**What the exercise asks:** Go through the entries below and print each one exactly, leaving out pictures.

**Records provided:**
* Start *
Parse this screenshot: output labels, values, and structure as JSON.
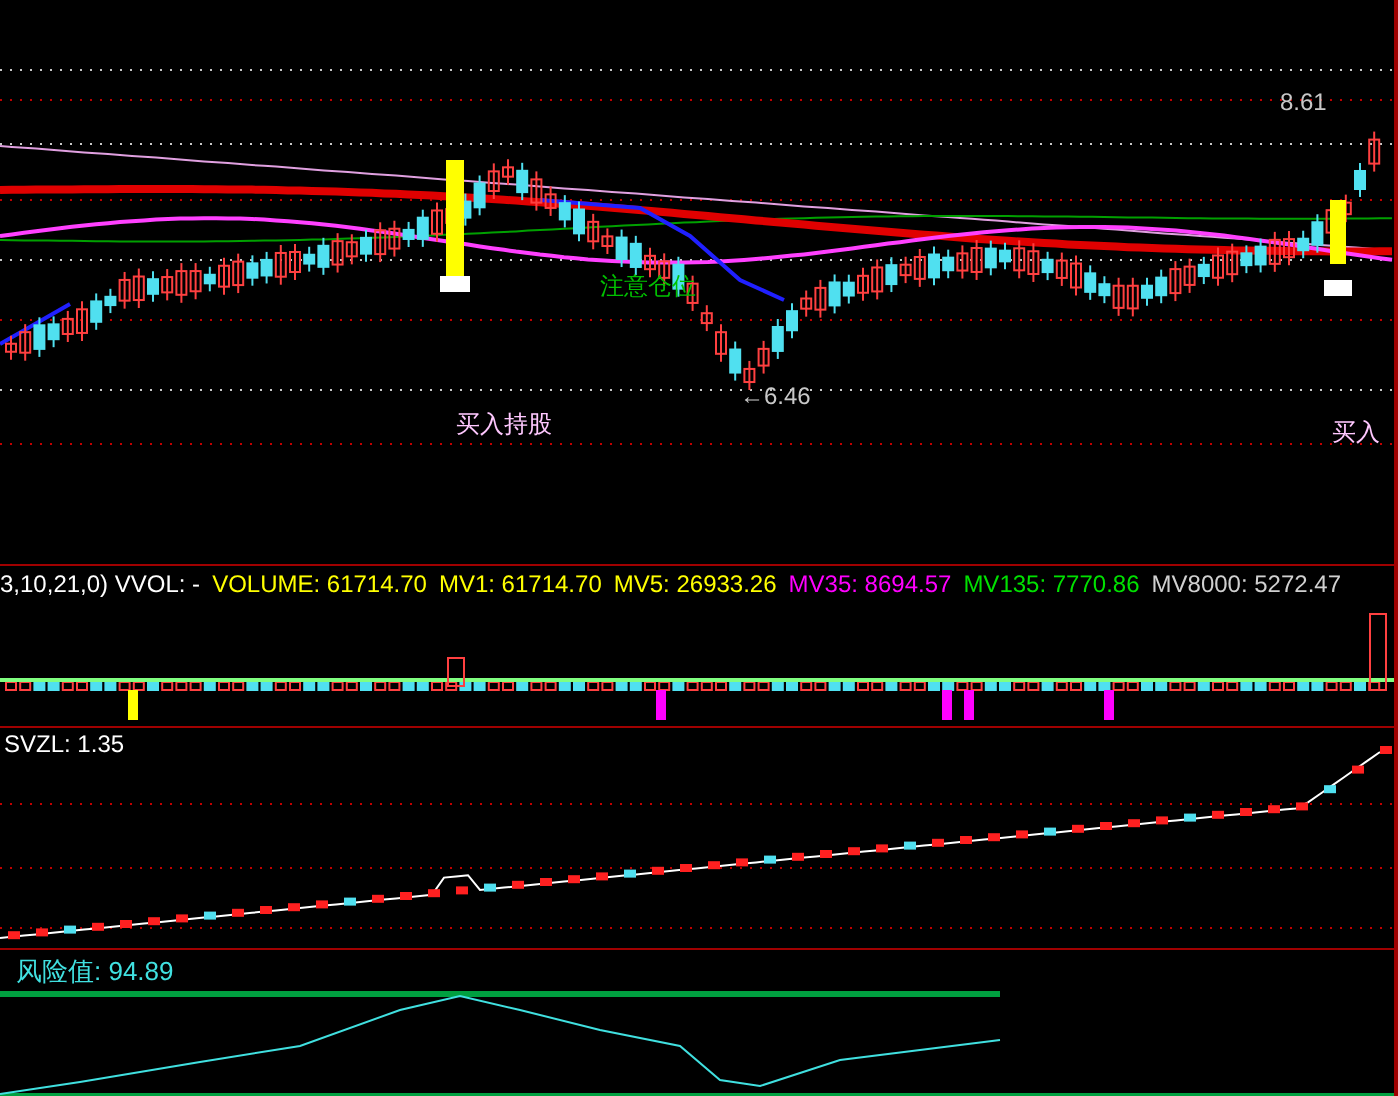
{
  "main_chart": {
    "labels": [
      {
        "kind": "price",
        "text": "8.61"
      },
      {
        "kind": "signal",
        "text": "买入持股"
      },
      {
        "kind": "warning",
        "text": "注意仓位"
      },
      {
        "kind": "price",
        "text": "←6.46"
      },
      {
        "kind": "signal",
        "text": "买入"
      }
    ]
  },
  "volume_panel": {
    "title": "3,10,21,0) VVOL: -",
    "readings": [
      {
        "text": "VOLUME: 61714.70",
        "color": "#ffff00"
      },
      {
        "text": "MV1: 61714.70",
        "color": "#ffff00"
      },
      {
        "text": "MV5: 26933.26",
        "color": "#ffff00"
      },
      {
        "text": "MV35: 8694.57",
        "color": "#ff00ff"
      },
      {
        "text": "MV135: 7770.86",
        "color": "#00e000"
      },
      {
        "text": "MV8000: 5272.47",
        "color": "#d0d0d0"
      }
    ]
  },
  "svzl_panel": {
    "title": "SVZL: 1.35"
  },
  "risk_panel": {
    "title": "风险值: 94.89"
  }
}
* End *
**Final result:**
Parse this screenshot: output labels, values, and structure as JSON.
{
  "main_chart": {
    "labels": [
      {
        "kind": "price",
        "text": "8.61"
      },
      {
        "kind": "signal",
        "text": "买入持股"
      },
      {
        "kind": "warning",
        "text": "注意仓位"
      },
      {
        "kind": "price",
        "text": "←6.46"
      },
      {
        "kind": "signal",
        "text": "买入"
      }
    ]
  },
  "volume_panel": {
    "title": "3,10,21,0) VVOL: -",
    "readings": [
      {
        "text": "VOLUME: 61714.70",
        "color": "#ffff00"
      },
      {
        "text": "MV1: 61714.70",
        "color": "#ffff00"
      },
      {
        "text": "MV5: 26933.26",
        "color": "#ffff00"
      },
      {
        "text": "MV35: 8694.57",
        "color": "#ff00ff"
      },
      {
        "text": "MV135: 7770.86",
        "color": "#00e000"
      },
      {
        "text": "MV8000: 5272.47",
        "color": "#d0d0d0"
      }
    ]
  },
  "svzl_panel": {
    "title": "SVZL: 1.35"
  },
  "risk_panel": {
    "title": "风险值: 94.89"
  }
}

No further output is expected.